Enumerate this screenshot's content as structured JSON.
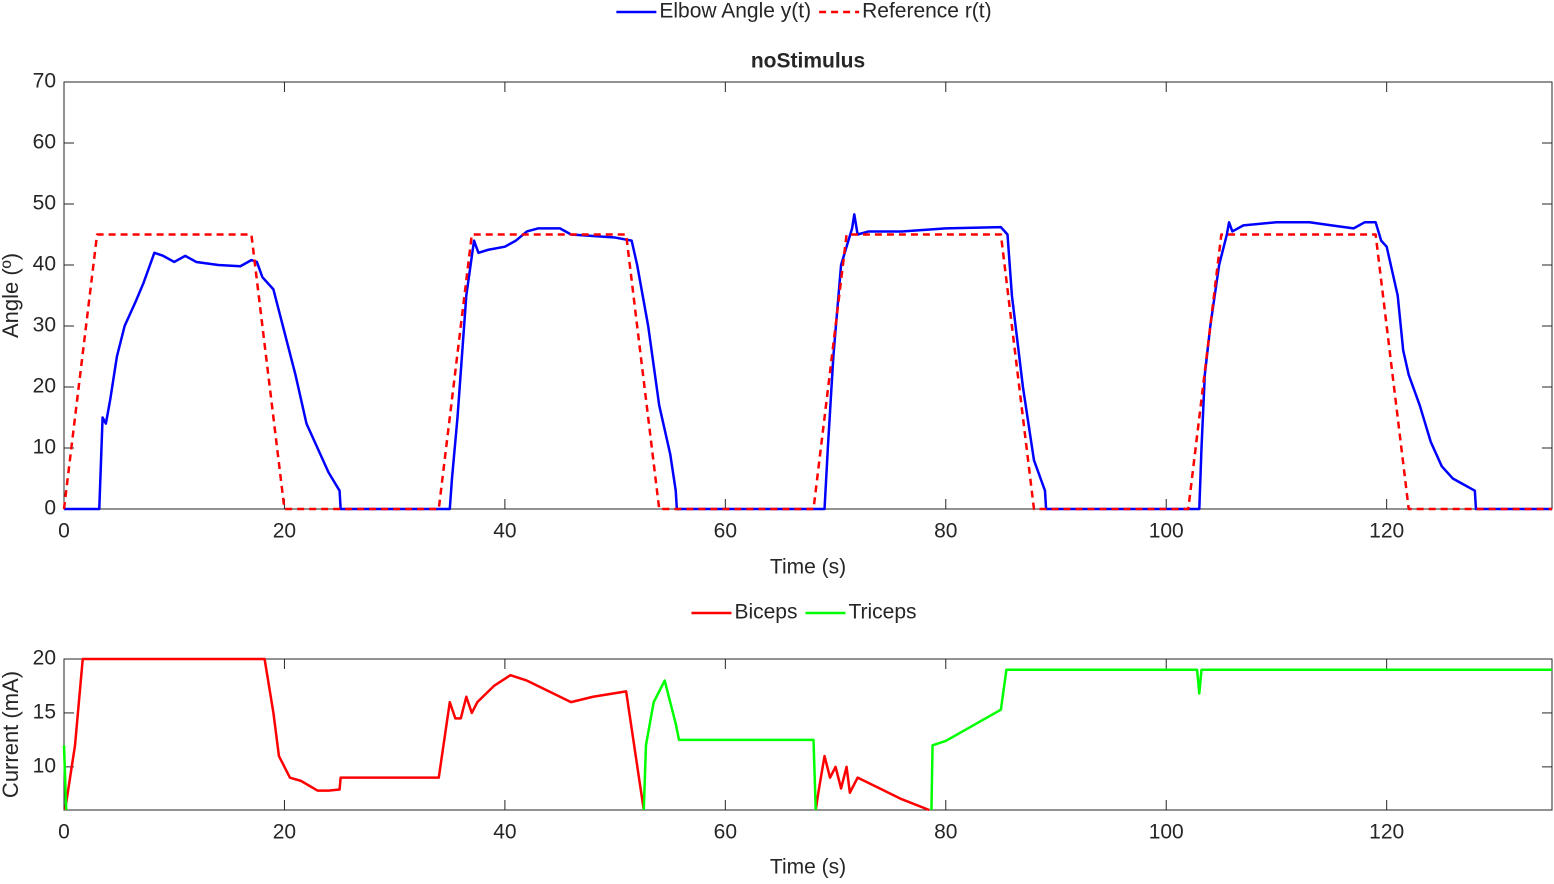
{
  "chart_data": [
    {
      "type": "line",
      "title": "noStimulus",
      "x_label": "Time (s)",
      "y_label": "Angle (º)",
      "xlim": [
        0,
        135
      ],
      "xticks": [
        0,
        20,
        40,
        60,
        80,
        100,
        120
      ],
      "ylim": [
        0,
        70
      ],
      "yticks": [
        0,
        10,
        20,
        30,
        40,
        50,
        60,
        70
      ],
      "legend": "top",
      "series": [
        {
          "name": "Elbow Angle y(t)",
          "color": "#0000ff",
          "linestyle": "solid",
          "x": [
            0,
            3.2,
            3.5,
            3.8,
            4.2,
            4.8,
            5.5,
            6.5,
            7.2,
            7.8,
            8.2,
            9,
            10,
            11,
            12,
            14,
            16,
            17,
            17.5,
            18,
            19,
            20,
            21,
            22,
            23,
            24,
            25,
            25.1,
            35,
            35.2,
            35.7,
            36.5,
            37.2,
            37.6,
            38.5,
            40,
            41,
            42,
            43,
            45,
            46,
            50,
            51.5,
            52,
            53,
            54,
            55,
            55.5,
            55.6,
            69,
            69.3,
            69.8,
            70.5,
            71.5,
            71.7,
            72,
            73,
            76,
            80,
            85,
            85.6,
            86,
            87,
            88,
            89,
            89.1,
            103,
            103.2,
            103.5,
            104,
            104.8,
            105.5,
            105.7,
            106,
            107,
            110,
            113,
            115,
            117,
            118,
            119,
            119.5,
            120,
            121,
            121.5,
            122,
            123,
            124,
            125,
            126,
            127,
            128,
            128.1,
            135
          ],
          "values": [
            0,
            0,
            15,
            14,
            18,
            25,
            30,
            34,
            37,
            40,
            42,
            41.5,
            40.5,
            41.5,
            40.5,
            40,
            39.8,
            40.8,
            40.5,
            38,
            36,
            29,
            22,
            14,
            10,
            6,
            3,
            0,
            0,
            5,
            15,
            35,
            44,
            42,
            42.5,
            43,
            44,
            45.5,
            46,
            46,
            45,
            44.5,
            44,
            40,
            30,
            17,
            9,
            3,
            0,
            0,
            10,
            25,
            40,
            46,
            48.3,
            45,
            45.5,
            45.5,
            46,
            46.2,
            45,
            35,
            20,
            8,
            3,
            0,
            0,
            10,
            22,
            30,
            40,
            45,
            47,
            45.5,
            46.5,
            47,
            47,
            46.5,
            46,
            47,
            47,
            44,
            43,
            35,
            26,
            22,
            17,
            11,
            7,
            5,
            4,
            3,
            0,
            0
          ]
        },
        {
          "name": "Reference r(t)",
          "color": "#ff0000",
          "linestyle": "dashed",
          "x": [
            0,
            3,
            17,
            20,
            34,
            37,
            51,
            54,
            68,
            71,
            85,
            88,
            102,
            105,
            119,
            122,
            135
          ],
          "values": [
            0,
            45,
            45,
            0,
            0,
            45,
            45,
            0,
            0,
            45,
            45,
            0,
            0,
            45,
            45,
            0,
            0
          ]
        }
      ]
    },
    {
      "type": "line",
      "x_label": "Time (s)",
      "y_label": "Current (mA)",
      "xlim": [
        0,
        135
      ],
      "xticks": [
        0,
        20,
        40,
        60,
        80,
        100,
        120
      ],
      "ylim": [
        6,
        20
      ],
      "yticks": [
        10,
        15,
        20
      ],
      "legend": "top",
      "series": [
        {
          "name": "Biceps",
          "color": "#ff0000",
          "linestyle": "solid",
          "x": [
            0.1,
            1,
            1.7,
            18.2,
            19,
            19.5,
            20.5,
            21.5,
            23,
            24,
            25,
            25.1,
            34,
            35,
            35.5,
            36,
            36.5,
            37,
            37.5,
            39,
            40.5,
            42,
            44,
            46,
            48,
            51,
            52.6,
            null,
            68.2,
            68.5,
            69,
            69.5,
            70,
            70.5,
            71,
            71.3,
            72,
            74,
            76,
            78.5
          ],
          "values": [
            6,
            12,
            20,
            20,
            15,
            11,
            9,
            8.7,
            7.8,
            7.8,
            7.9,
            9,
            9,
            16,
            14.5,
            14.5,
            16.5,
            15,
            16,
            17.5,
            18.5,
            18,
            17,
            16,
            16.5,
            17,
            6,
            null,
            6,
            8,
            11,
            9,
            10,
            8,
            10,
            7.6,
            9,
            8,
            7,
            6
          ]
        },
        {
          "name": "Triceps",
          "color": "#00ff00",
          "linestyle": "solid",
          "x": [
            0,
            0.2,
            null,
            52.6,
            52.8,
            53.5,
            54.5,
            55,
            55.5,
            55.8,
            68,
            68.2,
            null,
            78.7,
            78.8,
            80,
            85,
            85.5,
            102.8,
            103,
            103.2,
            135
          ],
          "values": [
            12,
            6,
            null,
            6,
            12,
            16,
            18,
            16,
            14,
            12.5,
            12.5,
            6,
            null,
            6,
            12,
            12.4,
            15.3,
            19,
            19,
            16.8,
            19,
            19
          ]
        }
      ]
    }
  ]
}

◆ ◆ ◆

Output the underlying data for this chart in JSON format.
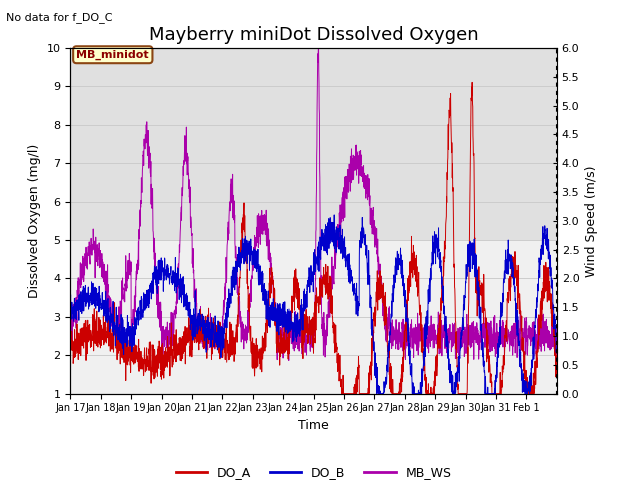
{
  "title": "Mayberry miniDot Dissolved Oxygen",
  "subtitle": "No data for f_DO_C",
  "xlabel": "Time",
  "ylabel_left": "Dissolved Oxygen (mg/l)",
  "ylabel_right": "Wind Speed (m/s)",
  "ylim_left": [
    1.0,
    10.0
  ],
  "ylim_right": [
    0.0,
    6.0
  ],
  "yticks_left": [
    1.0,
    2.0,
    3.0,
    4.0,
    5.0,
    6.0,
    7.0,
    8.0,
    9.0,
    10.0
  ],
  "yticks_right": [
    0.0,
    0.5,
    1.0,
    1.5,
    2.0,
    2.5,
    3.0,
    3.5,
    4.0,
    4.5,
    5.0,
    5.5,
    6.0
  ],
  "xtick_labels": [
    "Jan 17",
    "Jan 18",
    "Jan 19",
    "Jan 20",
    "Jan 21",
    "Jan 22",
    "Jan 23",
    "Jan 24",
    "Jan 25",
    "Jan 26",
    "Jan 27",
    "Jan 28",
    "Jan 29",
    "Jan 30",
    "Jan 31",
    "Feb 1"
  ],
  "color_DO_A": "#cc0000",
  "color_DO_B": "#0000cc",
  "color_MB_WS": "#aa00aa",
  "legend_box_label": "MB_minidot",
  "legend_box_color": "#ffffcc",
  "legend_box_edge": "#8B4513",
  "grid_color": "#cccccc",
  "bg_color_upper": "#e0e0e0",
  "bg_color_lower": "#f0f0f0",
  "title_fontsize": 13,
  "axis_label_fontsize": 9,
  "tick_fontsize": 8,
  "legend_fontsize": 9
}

◆ ◆ ◆

#### What you should do
Where a line above holds the string "Dissolved", show that line.

#### The output
  "title": "Mayberry miniDot Dissolved Oxygen",
  "ylabel_left": "Dissolved Oxygen (mg/l)",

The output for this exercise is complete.